Problem description =
From the records below, copy every line that contains the word "document".
[BEGIN Source data]
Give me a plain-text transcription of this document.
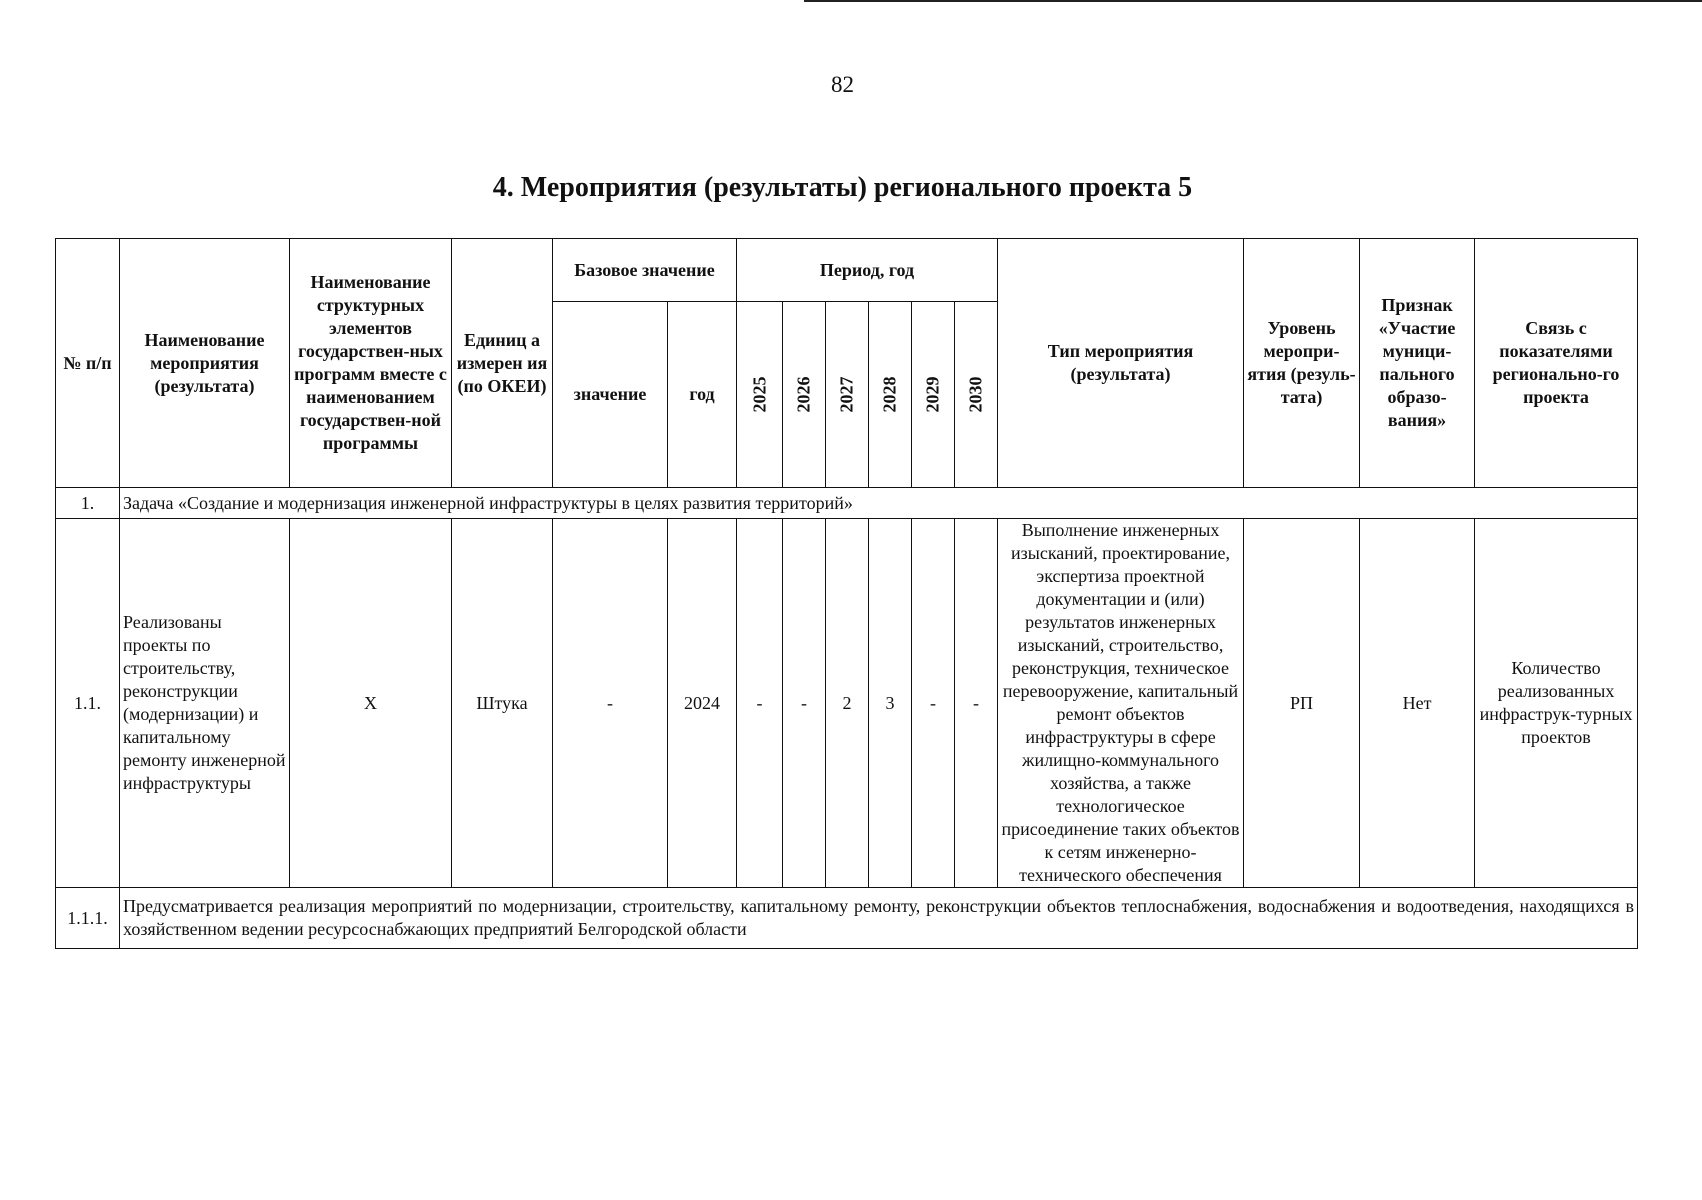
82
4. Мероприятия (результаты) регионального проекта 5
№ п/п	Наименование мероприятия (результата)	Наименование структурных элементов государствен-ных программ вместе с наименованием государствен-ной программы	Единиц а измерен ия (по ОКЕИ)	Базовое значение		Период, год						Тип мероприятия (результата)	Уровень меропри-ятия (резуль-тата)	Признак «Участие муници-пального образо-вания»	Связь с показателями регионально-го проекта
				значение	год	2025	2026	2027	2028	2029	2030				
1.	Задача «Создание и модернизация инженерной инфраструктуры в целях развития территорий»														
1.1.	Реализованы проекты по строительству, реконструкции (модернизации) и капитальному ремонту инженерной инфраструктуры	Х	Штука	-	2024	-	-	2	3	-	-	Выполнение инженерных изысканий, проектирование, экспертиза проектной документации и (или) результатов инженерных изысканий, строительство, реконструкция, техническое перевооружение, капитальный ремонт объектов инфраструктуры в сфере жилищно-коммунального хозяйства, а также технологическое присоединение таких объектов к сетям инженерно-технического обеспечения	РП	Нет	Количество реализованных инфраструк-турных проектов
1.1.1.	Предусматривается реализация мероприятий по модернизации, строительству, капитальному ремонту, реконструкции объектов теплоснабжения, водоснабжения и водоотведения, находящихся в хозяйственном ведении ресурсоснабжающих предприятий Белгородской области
[END Source data]
[BEGIN Source data]
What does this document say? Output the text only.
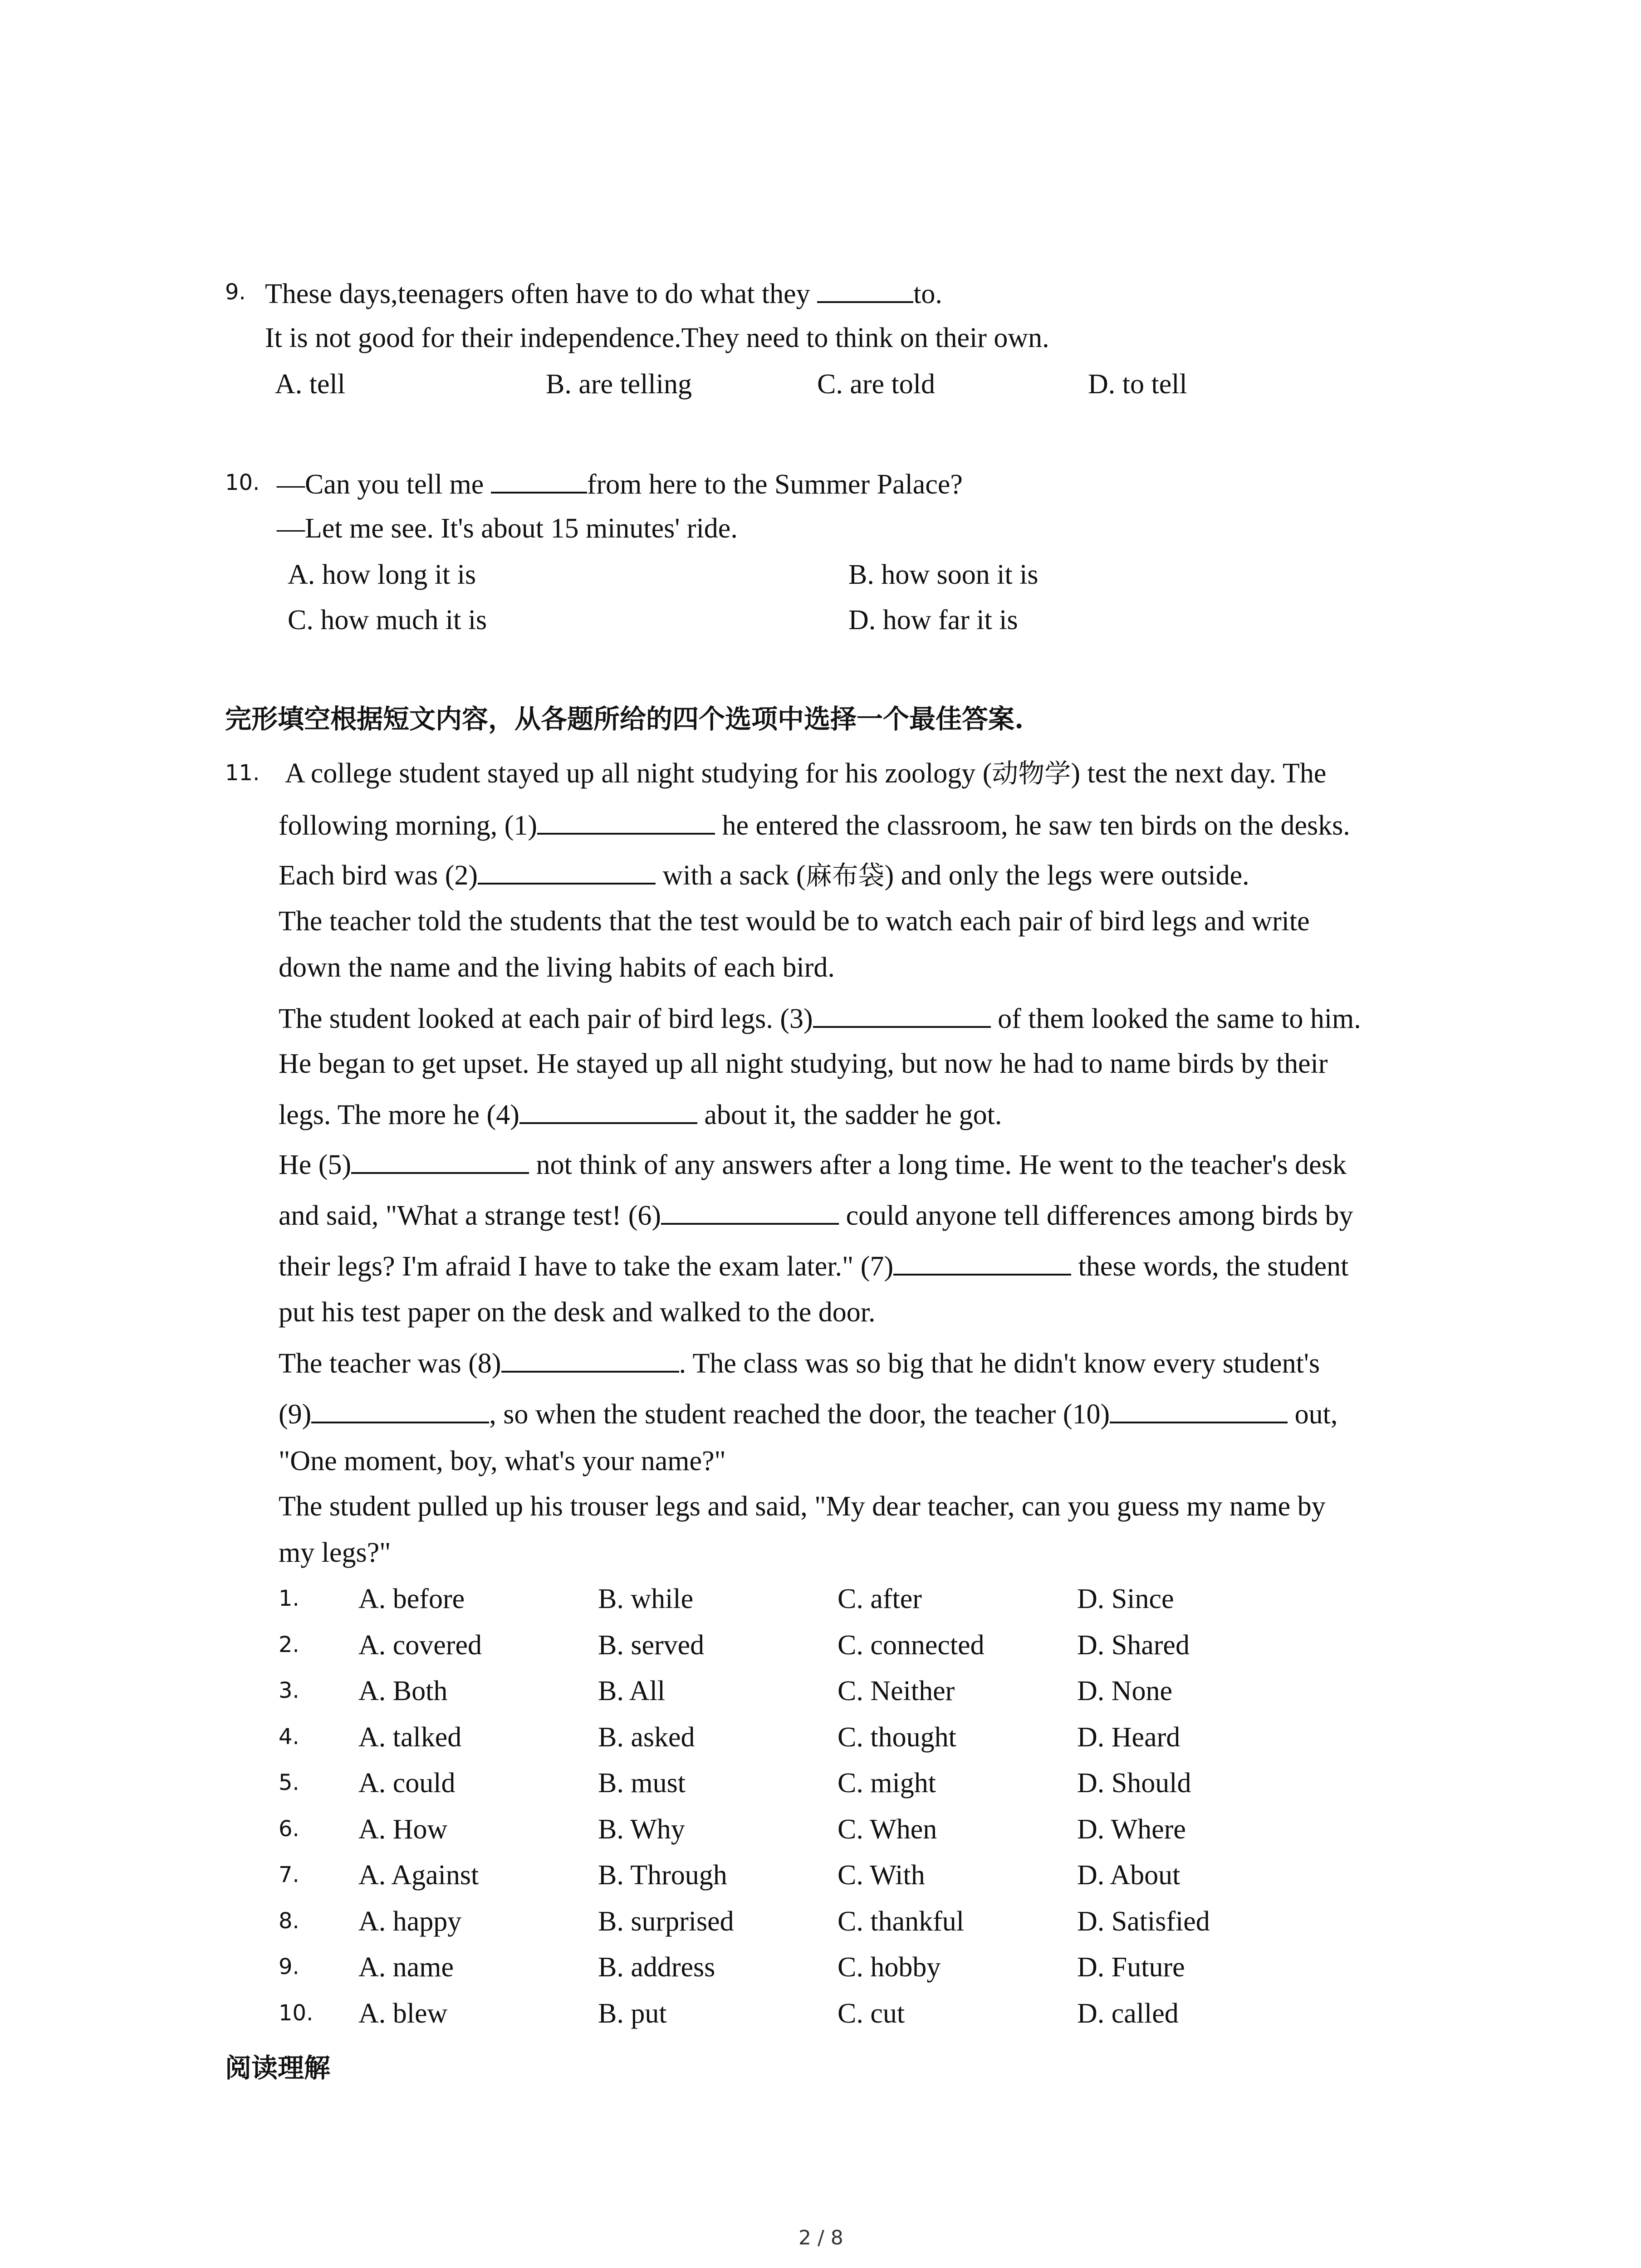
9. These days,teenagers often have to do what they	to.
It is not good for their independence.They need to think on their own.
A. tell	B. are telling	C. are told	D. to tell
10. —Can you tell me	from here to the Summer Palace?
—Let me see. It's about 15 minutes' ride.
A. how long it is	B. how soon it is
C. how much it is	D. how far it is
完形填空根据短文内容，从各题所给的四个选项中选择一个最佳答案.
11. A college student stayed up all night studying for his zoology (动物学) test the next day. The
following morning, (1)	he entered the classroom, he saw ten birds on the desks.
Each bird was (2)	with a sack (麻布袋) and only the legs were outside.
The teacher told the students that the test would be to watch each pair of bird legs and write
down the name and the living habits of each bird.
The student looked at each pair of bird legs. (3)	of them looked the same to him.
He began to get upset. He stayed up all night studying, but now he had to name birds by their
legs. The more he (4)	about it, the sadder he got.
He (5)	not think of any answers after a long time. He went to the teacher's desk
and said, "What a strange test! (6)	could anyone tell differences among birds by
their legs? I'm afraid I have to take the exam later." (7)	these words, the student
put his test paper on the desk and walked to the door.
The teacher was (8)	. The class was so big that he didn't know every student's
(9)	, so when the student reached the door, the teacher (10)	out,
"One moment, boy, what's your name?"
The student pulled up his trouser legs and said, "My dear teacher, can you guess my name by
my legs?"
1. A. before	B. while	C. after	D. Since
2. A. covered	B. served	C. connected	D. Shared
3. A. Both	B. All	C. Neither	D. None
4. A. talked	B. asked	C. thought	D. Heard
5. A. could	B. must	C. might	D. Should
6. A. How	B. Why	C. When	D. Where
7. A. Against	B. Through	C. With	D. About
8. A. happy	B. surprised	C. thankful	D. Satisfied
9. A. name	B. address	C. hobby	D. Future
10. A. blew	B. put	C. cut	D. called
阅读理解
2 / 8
[END Source data]
Result below =
Give me a plain-text transcription of this document.
What does this document say? Output the text only.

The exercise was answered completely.